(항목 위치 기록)
______

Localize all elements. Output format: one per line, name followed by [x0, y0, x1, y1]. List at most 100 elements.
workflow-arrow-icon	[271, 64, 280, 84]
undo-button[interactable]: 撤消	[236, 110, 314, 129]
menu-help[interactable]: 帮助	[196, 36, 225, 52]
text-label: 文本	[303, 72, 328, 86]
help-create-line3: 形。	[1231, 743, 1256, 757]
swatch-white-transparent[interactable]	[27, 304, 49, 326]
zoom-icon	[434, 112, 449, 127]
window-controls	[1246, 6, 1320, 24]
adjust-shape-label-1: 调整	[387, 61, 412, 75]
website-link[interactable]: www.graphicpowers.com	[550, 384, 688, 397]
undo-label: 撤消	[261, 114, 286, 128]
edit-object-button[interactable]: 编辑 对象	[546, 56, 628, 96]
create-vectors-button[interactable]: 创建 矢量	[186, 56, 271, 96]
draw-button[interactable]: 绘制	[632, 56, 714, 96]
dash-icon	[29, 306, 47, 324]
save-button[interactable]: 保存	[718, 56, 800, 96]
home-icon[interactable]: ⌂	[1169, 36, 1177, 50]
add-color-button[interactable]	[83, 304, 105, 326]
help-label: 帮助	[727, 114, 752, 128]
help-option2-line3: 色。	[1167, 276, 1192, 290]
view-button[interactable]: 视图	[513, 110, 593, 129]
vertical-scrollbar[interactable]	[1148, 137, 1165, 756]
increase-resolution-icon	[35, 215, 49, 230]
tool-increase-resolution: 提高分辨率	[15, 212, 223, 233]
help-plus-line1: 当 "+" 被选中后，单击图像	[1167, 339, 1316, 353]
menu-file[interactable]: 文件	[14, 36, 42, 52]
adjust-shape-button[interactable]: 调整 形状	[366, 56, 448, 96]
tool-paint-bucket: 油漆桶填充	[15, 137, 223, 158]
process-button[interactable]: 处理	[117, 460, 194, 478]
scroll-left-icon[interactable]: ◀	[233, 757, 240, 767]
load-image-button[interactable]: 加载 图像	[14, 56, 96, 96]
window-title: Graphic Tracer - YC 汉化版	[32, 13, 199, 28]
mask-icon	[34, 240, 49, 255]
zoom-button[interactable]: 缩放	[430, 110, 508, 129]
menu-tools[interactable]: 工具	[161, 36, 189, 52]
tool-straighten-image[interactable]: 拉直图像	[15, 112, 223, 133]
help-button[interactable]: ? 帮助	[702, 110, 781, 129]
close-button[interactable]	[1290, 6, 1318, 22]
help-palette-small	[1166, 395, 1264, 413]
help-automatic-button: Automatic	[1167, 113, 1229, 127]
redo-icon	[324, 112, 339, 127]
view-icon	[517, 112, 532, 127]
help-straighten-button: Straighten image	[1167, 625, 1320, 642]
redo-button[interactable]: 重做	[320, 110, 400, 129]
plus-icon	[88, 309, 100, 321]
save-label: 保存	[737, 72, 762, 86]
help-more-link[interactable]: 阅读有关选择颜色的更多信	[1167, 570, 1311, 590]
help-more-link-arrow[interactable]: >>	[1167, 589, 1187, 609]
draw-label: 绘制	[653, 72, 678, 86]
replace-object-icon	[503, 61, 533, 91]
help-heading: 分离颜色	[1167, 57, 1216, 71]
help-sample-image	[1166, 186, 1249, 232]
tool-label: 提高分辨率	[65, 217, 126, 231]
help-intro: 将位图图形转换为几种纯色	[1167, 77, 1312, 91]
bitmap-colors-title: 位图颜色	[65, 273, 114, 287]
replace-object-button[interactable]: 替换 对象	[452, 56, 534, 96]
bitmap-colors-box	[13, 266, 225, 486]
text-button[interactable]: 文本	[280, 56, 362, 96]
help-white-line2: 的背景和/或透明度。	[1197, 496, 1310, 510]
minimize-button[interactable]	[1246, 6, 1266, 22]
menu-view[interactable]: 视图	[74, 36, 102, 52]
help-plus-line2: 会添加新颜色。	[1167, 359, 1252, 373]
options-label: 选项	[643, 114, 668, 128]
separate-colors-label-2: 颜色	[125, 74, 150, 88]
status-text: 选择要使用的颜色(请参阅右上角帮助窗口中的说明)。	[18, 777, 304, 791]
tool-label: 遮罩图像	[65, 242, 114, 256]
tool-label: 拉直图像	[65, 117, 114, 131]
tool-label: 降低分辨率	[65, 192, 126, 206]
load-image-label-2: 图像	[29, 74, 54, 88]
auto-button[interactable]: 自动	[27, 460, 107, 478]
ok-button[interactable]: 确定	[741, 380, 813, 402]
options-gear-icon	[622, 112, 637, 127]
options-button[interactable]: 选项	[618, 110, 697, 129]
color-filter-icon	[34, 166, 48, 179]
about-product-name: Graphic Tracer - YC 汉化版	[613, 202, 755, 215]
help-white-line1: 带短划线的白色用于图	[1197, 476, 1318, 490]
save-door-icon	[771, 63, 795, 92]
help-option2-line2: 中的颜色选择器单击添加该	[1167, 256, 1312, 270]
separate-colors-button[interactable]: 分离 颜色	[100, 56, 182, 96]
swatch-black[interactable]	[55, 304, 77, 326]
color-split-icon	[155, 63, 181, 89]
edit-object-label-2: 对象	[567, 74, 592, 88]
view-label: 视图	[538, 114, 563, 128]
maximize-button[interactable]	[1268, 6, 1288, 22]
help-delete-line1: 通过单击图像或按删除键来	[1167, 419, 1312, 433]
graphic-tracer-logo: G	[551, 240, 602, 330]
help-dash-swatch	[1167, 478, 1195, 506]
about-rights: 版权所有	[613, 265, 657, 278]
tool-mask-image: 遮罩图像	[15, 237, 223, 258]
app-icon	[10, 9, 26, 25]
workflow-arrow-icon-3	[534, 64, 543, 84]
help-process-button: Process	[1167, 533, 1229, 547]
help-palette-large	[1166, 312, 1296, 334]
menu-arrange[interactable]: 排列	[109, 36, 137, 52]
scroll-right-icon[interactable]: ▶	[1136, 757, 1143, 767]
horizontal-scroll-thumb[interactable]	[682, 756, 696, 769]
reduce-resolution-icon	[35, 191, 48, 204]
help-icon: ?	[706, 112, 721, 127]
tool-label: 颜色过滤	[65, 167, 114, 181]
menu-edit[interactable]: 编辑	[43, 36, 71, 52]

______

작업 지시
위 기록의 모든 줄을 "번호"와 "기록 줄" 두 열로 된 마크다운 표로 바꾸세요. 빈 줄은 빼세요.

최종 결과
| 번호 | 기록 줄 |
|---|---|
| 1 | Localize all elements. Output format: one per line, name followed by [x0, y0, x1, y1]. List at most 100 elements. |
| 2 | workflow-arrow-icon	[271, 64, 280, 84] |
| 3 | undo-button[interactable]: 撤消	[236, 110, 314, 129] |
| 4 | menu-help[interactable]: 帮助	[196, 36, 225, 52] |
| 5 | text-label: 文本	[303, 72, 328, 86] |
| 6 | help-create-line3: 形。	[1231, 743, 1256, 757] |
| 7 | swatch-white-transparent[interactable]	[27, 304, 49, 326] |
| 8 | zoom-icon	[434, 112, 449, 127] |
| 9 | window-controls	[1246, 6, 1320, 24] |
| 10 | adjust-shape-label-1: 调整	[387, 61, 412, 75] |
| 11 | website-link[interactable]: www.graphicpowers.com	[550, 384, 688, 397] |
| 12 | undo-label: 撤消	[261, 114, 286, 128] |
| 13 | edit-object-button[interactable]: 编辑 对象	[546, 56, 628, 96] |
| 14 | create-vectors-button[interactable]: 创建 矢量	[186, 56, 271, 96] |
| 15 | draw-button[interactable]: 绘制	[632, 56, 714, 96] |
| 16 | dash-icon	[29, 306, 47, 324] |
| 17 | save-button[interactable]: 保存	[718, 56, 800, 96] |
| 18 | home-icon[interactable]: ⌂	[1169, 36, 1177, 50] |
| 19 | add-color-button[interactable]	[83, 304, 105, 326] |
| 20 | help-label: 帮助	[727, 114, 752, 128] |
| 21 | help-option2-line3: 色。	[1167, 276, 1192, 290] |
| 22 | view-button[interactable]: 视图	[513, 110, 593, 129] |
| 23 | vertical-scrollbar[interactable]	[1148, 137, 1165, 756] |
| 24 | increase-resolution-icon	[35, 215, 49, 230] |
| 25 | tool-increase-resolution: 提高分辨率	[15, 212, 223, 233] |
| 26 | help-plus-line1: 当 "+" 被选中后，单击图像	[1167, 339, 1316, 353] |
| 27 | menu-file[interactable]: 文件	[14, 36, 42, 52] |
| 28 | adjust-shape-button[interactable]: 调整 形状	[366, 56, 448, 96] |
| 29 | tool-paint-bucket: 油漆桶填充	[15, 137, 223, 158] |
| 30 | process-button[interactable]: 处理	[117, 460, 194, 478] |
| 31 | scroll-left-icon[interactable]: ◀	[233, 757, 240, 767] |
| 32 | load-image-button[interactable]: 加载 图像	[14, 56, 96, 96] |
| 33 | window-title: Graphic Tracer - YC 汉化版	[32, 13, 199, 28] |
| 34 | mask-icon	[34, 240, 49, 255] |
| 35 | zoom-button[interactable]: 缩放	[430, 110, 508, 129] |
| 36 | menu-tools[interactable]: 工具	[161, 36, 189, 52] |
| 37 | tool-straighten-image[interactable]: 拉直图像	[15, 112, 223, 133] |
| 38 | help-button[interactable]: ? 帮助	[702, 110, 781, 129] |
| 39 | close-button[interactable]	[1290, 6, 1318, 22] |
| 40 | help-palette-small	[1166, 395, 1264, 413] |
| 41 | help-automatic-button: Automatic	[1167, 113, 1229, 127] |
| 42 | redo-icon	[324, 112, 339, 127] |
| 43 | view-icon	[517, 112, 532, 127] |
| 44 | help-straighten-button: Straighten image	[1167, 625, 1320, 642] |
| 45 | redo-button[interactable]: 重做	[320, 110, 400, 129] |
| 46 | plus-icon	[88, 309, 100, 321] |
| 47 | save-label: 保存	[737, 72, 762, 86] |
| 48 | help-more-link[interactable]: 阅读有关选择颜色的更多信	[1167, 570, 1311, 590] |
| 49 | help-more-link-arrow[interactable]: >>	[1167, 589, 1187, 609] |
| 50 | draw-label: 绘制	[653, 72, 678, 86] |
| 51 | replace-object-icon	[503, 61, 533, 91] |
| 52 | help-heading: 分离颜色	[1167, 57, 1216, 71] |
| 53 | help-sample-image	[1166, 186, 1249, 232] |
| 54 | tool-label: 提高分辨率	[65, 217, 126, 231] |
| 55 | help-intro: 将位图图形转换为几种纯色	[1167, 77, 1312, 91] |
| 56 | bitmap-colors-title: 位图颜色	[65, 273, 114, 287] |
| 57 | replace-object-button[interactable]: 替换 对象	[452, 56, 534, 96] |
| 58 | bitmap-colors-box	[13, 266, 225, 486] |
| 59 | text-button[interactable]: 文本	[280, 56, 362, 96] |
| 60 | help-white-line2: 的背景和/或透明度。	[1197, 496, 1310, 510] |
| 61 | minimize-button[interactable]	[1246, 6, 1266, 22] |
| 62 | menu-view[interactable]: 视图	[74, 36, 102, 52] |
| 63 | help-plus-line2: 会添加新颜色。	[1167, 359, 1252, 373] |
| 64 | options-label: 选项	[643, 114, 668, 128] |
| 65 | separate-colors-label-2: 颜色	[125, 74, 150, 88] |
| 66 | status-text: 选择要使用的颜色(请参阅右上角帮助窗口中的说明)。	[18, 777, 304, 791] |
| 67 | tool-label: 遮罩图像	[65, 242, 114, 256] |
| 68 | tool-label: 拉直图像	[65, 117, 114, 131] |
| 69 | tool-label: 降低分辨率	[65, 192, 126, 206] |
| 70 | load-image-label-2: 图像	[29, 74, 54, 88] |
| 71 | auto-button[interactable]: 自动	[27, 460, 107, 478] |
| 72 | ok-button[interactable]: 确定	[741, 380, 813, 402] |
| 73 | options-gear-icon	[622, 112, 637, 127] |
| 74 | options-button[interactable]: 选项	[618, 110, 697, 129] |
| 75 | color-filter-icon	[34, 166, 48, 179] |
| 76 | about-product-name: Graphic Tracer - YC 汉化版	[613, 202, 755, 215] |
| 77 | help-white-line1: 带短划线的白色用于图	[1197, 476, 1318, 490] |
| 78 | save-door-icon	[771, 63, 795, 92] |
| 79 | help-option2-line2: 中的颜色选择器单击添加该	[1167, 256, 1312, 270] |
| 80 | separate-colors-button[interactable]: 分离 颜色	[100, 56, 182, 96] |
| 81 | swatch-black[interactable]	[55, 304, 77, 326] |
| 82 | color-split-icon	[155, 63, 181, 89] |
| 83 | edit-object-label-2: 对象	[567, 74, 592, 88] |
| 84 | view-label: 视图	[538, 114, 563, 128] |
| 85 | maximize-button[interactable]	[1268, 6, 1288, 22] |
| 86 | help-delete-line1: 通过单击图像或按删除键来	[1167, 419, 1312, 433] |
| 87 | graphic-tracer-logo: G	[551, 240, 602, 330] |
| 88 | help-dash-swatch	[1167, 478, 1195, 506] |
| 89 | about-rights: 版权所有	[613, 265, 657, 278] |
| 90 | tool-mask-image: 遮罩图像	[15, 237, 223, 258] |
| 91 | app-icon	[10, 9, 26, 25] |
| 92 | workflow-arrow-icon-3	[534, 64, 543, 84] |
| 93 | help-process-button: Process	[1167, 533, 1229, 547] |
| 94 | help-palette-large	[1166, 312, 1296, 334] |
| 95 | menu-arrange[interactable]: 排列	[109, 36, 137, 52] |
| 96 | scroll-right-icon[interactable]: ▶	[1136, 757, 1143, 767] |
| 97 | horizontal-scroll-thumb[interactable]	[682, 756, 696, 769] |
| 98 | reduce-resolution-icon	[35, 191, 48, 204] |
| 99 | help-icon: ?	[706, 112, 721, 127] |
| 100 | tool-label: 颜色过滤	[65, 167, 114, 181] |
| 101 | menu-edit[interactable]: 编辑	[43, 36, 71, 52] |